• [Problem description] Find the string "logo" in the entries and copy each line that has it.

• [Data records]
╭──

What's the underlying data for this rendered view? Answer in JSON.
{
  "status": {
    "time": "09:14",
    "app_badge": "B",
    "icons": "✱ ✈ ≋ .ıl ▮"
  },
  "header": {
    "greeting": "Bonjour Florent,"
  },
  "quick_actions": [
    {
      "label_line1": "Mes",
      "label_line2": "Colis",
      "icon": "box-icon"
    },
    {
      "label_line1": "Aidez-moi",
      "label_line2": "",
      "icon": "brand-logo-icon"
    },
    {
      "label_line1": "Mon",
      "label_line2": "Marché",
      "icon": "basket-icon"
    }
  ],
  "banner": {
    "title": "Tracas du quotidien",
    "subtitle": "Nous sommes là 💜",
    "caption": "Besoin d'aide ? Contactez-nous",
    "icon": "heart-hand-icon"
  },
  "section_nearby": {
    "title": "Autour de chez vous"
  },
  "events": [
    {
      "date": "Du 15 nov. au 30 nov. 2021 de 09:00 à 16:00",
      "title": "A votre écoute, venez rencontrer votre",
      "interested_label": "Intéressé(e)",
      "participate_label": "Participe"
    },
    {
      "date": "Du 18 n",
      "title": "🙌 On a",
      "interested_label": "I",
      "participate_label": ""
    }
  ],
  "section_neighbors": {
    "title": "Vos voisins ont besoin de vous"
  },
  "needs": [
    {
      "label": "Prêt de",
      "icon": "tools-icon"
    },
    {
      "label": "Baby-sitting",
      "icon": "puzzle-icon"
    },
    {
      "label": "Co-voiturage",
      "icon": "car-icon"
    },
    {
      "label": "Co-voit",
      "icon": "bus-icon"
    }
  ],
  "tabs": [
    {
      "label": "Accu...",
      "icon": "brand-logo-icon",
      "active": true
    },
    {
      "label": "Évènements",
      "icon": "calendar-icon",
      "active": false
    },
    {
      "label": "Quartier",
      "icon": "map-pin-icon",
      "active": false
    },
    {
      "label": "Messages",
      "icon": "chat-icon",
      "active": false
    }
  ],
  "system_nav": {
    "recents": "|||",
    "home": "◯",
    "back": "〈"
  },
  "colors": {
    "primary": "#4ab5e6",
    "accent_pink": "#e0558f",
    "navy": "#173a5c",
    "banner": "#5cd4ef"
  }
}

╰──
╭──

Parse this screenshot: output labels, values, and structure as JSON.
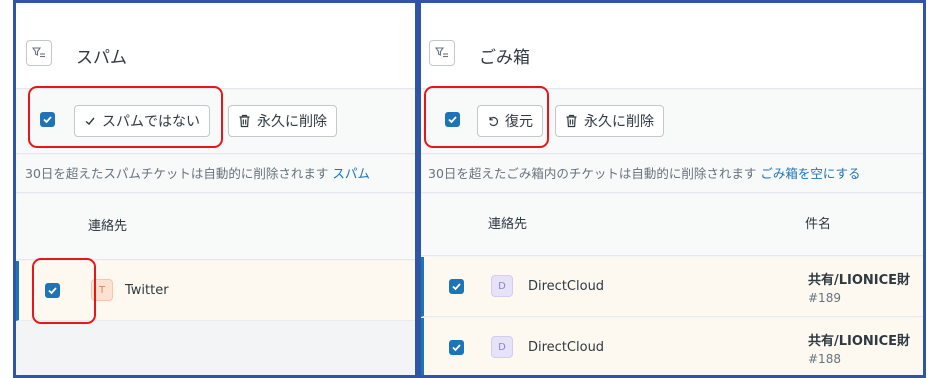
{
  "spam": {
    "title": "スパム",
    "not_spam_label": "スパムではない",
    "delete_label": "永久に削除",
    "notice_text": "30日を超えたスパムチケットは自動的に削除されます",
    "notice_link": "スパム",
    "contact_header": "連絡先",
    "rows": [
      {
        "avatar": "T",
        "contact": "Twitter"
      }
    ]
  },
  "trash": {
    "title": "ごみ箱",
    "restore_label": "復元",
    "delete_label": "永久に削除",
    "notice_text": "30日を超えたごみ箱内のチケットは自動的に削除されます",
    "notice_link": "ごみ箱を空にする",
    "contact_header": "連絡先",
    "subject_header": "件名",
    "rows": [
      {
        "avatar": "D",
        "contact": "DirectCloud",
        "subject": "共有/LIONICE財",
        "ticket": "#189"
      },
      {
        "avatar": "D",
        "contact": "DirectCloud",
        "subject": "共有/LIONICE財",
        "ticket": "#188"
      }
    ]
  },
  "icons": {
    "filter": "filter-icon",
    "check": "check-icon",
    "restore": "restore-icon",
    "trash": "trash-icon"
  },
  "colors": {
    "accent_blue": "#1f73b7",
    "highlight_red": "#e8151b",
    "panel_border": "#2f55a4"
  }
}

╰──

• [Exercise solution]
      "icon": "brand-logo-icon"
      "icon": "brand-logo-icon",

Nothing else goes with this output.